> **Exercise prompt**
Locate every line in the records below that contains the word "name", and copy each one.

——————

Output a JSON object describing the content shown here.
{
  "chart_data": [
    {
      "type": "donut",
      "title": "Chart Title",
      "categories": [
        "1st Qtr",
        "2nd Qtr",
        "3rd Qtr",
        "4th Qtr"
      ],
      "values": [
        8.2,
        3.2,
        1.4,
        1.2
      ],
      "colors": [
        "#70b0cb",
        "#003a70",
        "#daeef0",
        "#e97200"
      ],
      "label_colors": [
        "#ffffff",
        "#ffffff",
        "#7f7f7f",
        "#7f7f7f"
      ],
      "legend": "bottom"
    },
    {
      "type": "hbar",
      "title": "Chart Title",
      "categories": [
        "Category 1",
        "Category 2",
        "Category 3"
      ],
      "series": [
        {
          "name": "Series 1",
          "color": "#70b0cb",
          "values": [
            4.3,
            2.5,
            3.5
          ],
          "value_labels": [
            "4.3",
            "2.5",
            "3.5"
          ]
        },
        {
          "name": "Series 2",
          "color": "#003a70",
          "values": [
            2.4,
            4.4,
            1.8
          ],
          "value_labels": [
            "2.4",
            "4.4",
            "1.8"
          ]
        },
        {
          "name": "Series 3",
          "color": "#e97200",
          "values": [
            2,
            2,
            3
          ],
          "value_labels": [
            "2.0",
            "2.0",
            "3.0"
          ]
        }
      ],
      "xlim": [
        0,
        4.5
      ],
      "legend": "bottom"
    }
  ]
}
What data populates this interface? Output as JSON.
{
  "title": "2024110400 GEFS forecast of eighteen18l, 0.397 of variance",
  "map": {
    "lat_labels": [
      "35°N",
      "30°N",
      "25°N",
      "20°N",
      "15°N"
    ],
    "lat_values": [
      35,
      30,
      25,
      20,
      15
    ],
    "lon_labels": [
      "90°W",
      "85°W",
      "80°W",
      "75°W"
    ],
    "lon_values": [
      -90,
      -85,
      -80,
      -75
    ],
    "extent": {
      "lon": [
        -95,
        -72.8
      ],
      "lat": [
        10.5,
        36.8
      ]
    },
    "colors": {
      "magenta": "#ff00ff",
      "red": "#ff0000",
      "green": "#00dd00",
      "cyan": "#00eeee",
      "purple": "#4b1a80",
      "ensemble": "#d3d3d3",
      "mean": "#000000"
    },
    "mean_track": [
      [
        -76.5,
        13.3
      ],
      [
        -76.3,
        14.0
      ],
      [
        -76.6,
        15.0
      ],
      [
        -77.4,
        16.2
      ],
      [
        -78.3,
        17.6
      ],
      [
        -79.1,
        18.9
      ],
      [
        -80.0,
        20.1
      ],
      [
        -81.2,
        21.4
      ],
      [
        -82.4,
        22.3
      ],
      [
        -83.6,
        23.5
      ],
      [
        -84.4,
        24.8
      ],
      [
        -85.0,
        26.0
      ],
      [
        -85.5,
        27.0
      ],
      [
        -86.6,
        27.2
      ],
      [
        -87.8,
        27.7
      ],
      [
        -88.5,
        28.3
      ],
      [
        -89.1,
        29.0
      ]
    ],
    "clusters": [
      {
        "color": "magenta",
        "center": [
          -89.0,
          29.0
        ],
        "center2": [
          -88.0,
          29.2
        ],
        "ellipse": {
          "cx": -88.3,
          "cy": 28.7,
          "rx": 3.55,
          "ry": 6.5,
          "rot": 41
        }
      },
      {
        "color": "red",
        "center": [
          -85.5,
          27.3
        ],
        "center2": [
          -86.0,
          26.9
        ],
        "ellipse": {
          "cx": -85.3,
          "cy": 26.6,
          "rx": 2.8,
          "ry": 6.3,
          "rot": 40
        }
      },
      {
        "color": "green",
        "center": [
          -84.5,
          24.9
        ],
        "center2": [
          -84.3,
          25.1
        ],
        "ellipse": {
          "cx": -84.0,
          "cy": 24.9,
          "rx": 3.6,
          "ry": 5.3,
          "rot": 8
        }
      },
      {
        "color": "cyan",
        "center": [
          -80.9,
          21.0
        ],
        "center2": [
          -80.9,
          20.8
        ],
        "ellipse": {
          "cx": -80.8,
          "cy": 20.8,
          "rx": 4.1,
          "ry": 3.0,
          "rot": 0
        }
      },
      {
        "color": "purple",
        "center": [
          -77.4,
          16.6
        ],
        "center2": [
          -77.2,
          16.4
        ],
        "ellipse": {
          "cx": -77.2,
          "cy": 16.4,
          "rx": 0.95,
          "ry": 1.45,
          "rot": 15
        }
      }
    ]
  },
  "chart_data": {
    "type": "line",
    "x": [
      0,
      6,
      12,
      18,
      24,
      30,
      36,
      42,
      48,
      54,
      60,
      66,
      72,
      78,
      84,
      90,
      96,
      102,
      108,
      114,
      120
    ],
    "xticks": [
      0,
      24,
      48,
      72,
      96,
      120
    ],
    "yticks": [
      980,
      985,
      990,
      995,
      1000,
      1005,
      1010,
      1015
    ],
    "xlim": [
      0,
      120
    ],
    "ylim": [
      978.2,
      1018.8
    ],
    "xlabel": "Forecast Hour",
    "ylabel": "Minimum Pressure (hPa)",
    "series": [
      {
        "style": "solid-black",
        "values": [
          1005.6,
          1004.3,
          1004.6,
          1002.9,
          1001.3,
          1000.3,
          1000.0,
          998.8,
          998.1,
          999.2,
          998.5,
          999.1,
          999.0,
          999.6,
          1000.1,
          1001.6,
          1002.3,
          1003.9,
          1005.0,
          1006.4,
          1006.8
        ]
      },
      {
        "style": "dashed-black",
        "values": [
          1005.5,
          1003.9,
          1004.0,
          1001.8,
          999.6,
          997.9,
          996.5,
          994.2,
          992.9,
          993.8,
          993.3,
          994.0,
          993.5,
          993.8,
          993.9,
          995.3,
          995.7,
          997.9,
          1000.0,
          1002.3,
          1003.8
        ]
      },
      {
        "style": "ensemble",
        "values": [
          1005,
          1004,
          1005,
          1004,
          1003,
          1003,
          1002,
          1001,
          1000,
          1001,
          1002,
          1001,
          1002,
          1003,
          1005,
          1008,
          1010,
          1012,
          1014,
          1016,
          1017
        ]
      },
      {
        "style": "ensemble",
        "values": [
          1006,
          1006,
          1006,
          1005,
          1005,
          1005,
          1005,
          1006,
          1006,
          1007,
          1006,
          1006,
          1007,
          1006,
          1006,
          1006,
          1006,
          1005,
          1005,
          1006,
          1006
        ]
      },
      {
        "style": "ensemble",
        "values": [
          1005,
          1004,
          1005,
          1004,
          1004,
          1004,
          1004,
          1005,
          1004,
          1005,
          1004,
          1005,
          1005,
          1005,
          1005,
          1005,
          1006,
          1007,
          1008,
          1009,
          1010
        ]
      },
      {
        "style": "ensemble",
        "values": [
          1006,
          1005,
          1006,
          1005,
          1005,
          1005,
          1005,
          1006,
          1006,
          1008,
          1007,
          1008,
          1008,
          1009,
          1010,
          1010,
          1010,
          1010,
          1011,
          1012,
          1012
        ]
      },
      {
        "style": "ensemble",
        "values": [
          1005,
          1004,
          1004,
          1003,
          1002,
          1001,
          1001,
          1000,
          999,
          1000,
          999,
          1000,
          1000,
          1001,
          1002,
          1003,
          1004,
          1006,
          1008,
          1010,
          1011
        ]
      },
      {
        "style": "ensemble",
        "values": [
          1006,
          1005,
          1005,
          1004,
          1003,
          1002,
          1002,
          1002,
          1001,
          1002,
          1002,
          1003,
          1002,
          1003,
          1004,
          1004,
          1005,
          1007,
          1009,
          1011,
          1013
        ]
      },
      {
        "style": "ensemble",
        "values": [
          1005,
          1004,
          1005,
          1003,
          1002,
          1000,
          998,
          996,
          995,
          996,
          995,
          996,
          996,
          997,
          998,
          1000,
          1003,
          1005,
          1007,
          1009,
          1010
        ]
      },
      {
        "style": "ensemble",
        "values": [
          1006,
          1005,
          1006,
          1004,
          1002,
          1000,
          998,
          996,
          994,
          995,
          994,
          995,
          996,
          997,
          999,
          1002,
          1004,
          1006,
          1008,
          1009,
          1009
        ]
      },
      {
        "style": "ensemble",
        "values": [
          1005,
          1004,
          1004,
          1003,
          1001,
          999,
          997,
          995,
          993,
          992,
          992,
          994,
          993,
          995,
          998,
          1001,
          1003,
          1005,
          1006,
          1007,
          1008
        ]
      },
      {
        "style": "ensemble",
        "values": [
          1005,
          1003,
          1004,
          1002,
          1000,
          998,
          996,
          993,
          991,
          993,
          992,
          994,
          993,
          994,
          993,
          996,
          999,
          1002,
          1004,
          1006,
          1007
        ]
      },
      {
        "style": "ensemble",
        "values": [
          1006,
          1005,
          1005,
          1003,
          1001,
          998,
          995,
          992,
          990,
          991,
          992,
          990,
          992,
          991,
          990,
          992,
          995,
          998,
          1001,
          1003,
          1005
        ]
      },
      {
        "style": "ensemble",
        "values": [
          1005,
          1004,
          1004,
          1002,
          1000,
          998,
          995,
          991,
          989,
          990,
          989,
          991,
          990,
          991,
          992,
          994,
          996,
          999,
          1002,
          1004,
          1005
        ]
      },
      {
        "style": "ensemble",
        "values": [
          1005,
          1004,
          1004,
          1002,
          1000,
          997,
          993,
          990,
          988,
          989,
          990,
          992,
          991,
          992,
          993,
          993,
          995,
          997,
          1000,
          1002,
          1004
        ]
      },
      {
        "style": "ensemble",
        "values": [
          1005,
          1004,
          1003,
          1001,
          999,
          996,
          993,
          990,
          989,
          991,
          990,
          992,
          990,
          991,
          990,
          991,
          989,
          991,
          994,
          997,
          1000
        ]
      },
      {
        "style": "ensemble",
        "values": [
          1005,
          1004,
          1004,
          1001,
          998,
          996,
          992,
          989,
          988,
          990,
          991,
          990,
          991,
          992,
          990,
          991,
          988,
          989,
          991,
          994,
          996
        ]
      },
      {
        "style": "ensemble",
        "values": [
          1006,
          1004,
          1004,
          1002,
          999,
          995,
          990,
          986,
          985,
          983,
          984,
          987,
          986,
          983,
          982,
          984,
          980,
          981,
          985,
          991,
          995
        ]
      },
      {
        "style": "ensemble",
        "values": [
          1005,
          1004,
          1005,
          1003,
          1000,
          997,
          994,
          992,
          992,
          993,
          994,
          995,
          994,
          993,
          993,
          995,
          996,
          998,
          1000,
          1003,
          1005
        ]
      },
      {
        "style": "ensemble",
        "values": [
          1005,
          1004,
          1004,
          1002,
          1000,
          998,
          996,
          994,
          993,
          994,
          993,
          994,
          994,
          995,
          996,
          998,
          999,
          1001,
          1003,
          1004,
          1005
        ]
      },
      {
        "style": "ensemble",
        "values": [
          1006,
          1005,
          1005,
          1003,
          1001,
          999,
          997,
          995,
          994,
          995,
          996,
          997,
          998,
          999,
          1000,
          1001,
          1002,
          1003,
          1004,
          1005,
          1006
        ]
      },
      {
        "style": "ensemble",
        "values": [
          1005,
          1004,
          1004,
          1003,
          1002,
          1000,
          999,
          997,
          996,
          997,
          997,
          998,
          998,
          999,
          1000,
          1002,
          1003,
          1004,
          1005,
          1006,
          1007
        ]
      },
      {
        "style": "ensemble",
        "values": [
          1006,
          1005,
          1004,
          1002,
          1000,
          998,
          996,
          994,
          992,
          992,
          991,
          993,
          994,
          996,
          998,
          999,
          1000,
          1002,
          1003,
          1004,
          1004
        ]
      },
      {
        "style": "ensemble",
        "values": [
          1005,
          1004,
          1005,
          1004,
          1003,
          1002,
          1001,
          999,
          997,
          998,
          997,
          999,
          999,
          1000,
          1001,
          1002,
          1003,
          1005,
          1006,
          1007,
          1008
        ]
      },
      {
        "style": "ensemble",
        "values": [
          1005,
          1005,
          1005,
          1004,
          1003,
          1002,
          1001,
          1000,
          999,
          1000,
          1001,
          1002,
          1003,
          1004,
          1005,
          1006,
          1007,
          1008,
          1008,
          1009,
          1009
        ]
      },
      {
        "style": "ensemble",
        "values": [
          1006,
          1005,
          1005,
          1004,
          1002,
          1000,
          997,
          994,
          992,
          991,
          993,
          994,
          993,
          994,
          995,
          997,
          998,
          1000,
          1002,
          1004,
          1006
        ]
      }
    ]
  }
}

——————

> **The answer**
          "name": "Series 1",
          "name": "Series 2",
          "name": "Series 3",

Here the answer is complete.